(EXCERPT PROVIDED)

Yeet Notation - ergonomic monadic control flow for javascript.

Readme

Yeetstack

Yeetstack is an implementation of Yeet Notation - an ergonomic monadic control flow for javascript/typescript. It's the equivalent of Haskell's Do Notation or Gleam's Use.

Yeetstack uses a combination of a generator function, a proxy and a stack to provide devs with a clean imperative looking syntax for any monadic control flow. Think of it async/await but for any monadic operation. It looks like this:

function* getUserProfile(id: number) {
   const { yeet, yoink } = Yeet({ getUser, getAddress })

   yield yeet.getUser(id).user
   yield yeet.getAddress('user').address

   return { ...yoink() } // returns { user, address }
}

const result = run(getUserProfile, 4)

// this will give you a success result, or it will short circuit, give you a failure result and include any data accumulated so far

How to use it

Say you have a workflow that consists of multiple steps that could fail, for instance, getting a user and their address from somewhere. It doesn't have to be an async workflow necessarily.

You define your workflow using a generator function. Here, you should:

  • receive any initial arguments to your generator function
  • destructure yeet and yoink from Yeet, and pass it the functions you want to use.
  • define each step of the workflow like so:
    • begin each step with yield
    • call your desired function as a property of yeet
      • except for the initial argument, these need to be strings, as they're on the yeetstack, and not in scope
    • define the name for the return variable as a prop on the function call (user, address in the example)
    • finally, use yoink to retrieve all stored values from the yeetstack

You can easily rename yeet to something more domain-specific, for instance:

const { yeet: db, yoink } = Yeet({ getUser, getAddress })

yield db.getUser(id).user

WTF is going on?

When you initially call Yeet with your functions, it returns an object containing yeet and yoink. It also registers the functions you pass it and creates an empty array, which it uses like a stack.

The yeet object is a proxy that behaves differently depending on whether you pass it a registered function or a property. When you pass it a registered function name, it saves it as a pending call and resolves the argument names with values on the yeetstack.

When it receives a property and there is a pending function call, it runs the function and pushes the return value to the yeetstack, as an object where name is the prop key you gave and value is the return value.

Finally, when you call yoink(), everything is pulled off the stack and converted to an object that you can destructure, with their saved names as the property keys.

Why?

The generator and associated runner give you complete control flow safety no matter which step fails, and ensure you always get a consistent result type.

But even with that, consider the case where your workflow doesn't need to store every variable, e.g. a CSS parser:

const name = yield eat("PROPERTY_NAME")
yield eat(":")
const value = yield eat('VALUE')
yield eat(";")

return { name, value }

I didn't like that the yields weren't all lined up. So I added the yeetstack so that I could write:

// yeet has been renamed to parser
yield parser.eat("PROPERTY_NAME").name
yield parser.eat(":")
yield parser.eat('VALUE').value
yield parser.eat(";")

return { ...yoink() }

You can also pass any variable on the yeetstack to any function, but you have to pass its name as a string, since the variable isn't in scope.

License

Yeetstack is completely open source and MIT licensed. Feel free to use it however you like. I think it has some potential as a way to escape flatMap hell for other monadic workflows, such as Effect.ts.

(End EXCERPT PROVIDED)
(DATA PROVIDED)

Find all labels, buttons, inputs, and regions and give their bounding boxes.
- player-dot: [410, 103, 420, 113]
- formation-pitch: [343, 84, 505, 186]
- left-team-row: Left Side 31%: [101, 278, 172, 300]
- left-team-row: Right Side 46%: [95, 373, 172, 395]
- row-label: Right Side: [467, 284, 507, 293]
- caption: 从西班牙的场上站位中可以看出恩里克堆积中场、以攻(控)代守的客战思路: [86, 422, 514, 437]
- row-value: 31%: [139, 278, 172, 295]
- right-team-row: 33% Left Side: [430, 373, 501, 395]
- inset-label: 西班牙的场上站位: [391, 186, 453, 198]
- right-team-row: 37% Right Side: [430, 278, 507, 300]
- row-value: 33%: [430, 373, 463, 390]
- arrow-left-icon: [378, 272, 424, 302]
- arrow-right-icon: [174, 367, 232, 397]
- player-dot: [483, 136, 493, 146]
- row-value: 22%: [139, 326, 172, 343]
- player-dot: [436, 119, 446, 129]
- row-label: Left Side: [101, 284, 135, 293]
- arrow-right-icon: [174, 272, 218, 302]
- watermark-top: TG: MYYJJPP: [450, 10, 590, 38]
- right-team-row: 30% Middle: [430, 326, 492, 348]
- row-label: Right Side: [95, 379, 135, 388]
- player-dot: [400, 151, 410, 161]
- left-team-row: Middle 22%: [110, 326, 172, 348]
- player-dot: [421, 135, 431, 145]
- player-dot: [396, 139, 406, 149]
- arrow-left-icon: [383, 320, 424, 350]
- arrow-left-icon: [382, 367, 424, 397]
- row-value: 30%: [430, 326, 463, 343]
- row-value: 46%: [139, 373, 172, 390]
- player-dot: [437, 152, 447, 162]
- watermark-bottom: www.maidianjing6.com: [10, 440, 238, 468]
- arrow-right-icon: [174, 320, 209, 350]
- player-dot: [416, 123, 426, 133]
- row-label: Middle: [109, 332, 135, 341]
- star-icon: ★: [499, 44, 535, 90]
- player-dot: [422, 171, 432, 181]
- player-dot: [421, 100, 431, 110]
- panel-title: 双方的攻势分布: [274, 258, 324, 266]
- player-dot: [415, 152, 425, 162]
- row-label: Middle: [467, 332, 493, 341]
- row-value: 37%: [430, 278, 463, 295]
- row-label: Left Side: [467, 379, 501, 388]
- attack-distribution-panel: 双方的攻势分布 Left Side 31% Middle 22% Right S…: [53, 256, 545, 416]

(End DATA PROVIDED)

### WORK INSTRUCTION 1
According to the Yeetstack readme, what three things does Yeetstack combine to give a clean, imperative-looking syntax for monadic control flow?
### WORK INSTRUCTION 2
List every string passed to `eat` in the CSS parser example of the Yeetstack readme.
### WORK INSTRUCTION 3
Rewrite the Yeetstack readme between "Say you have" and "want to use.", inclusive, swapping each "workflow" for "process".

### ANSWER SECTION 1
A generator function, a proxy and a stack.

### ANSWER SECTION 2
"PROPERTY_NAME", ":", "VALUE", ";"

### ANSWER SECTION 3
Say you have a process that consists of multiple steps that could fail, for instance, getting a user and their address from somewhere. It doesn't have to be an async process necessarily.

You define your process using a generator function. Here, you should:

  • receive any initial arguments to your generator function
  • destructure yeet and yoink from Yeet, and pass it the functions you want to use.